#### [Problem details]
Please return each line of the items that contains the string "column". Case counts.

#### [Raw data]
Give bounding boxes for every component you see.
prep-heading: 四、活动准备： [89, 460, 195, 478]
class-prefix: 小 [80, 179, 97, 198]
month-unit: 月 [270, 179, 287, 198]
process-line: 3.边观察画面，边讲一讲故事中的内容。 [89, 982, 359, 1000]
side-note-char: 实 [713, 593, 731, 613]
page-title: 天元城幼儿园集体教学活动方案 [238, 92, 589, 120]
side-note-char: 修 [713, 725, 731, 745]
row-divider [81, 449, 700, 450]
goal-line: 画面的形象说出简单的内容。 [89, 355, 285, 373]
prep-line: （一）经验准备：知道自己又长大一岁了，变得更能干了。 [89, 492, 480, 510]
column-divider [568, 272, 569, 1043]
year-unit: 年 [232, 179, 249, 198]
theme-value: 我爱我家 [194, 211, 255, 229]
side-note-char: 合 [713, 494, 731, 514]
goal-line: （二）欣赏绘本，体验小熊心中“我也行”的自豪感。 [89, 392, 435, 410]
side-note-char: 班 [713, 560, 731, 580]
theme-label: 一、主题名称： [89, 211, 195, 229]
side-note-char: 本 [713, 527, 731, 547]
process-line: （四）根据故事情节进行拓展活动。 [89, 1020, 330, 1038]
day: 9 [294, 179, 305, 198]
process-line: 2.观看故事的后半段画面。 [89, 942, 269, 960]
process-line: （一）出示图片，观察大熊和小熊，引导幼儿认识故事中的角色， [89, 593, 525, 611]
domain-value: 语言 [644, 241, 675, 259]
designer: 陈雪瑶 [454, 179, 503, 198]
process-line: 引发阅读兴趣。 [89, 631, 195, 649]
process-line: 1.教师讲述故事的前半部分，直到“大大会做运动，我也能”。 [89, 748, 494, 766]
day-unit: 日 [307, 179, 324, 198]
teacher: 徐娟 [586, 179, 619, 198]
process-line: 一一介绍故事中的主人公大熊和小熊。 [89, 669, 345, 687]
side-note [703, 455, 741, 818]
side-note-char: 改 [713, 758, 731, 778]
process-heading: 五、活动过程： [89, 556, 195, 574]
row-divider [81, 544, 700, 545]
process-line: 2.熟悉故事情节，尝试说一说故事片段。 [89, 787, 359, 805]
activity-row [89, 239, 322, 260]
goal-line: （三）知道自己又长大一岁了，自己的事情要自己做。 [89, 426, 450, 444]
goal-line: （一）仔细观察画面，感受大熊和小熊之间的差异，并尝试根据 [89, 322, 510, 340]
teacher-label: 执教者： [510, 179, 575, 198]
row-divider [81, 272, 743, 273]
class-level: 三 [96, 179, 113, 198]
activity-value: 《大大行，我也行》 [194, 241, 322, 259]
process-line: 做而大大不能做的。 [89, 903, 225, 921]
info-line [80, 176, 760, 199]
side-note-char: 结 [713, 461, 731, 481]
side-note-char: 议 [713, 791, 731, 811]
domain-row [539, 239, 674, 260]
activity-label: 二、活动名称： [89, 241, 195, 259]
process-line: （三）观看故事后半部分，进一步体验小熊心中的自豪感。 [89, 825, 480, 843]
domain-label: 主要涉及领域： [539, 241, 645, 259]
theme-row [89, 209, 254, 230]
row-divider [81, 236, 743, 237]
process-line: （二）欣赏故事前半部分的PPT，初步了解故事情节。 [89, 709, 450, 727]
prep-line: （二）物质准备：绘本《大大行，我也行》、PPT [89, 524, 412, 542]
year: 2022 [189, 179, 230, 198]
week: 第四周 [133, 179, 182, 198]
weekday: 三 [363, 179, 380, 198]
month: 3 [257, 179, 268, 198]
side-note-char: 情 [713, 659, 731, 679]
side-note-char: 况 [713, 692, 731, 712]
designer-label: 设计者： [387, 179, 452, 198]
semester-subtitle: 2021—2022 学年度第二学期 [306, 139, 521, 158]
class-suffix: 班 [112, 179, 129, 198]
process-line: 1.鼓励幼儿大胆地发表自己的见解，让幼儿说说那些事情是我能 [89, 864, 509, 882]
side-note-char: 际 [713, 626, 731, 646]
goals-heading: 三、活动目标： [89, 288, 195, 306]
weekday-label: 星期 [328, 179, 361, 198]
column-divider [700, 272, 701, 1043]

#### [Full response]
column-divider [568, 272, 569, 1043]
column-divider [700, 272, 701, 1043]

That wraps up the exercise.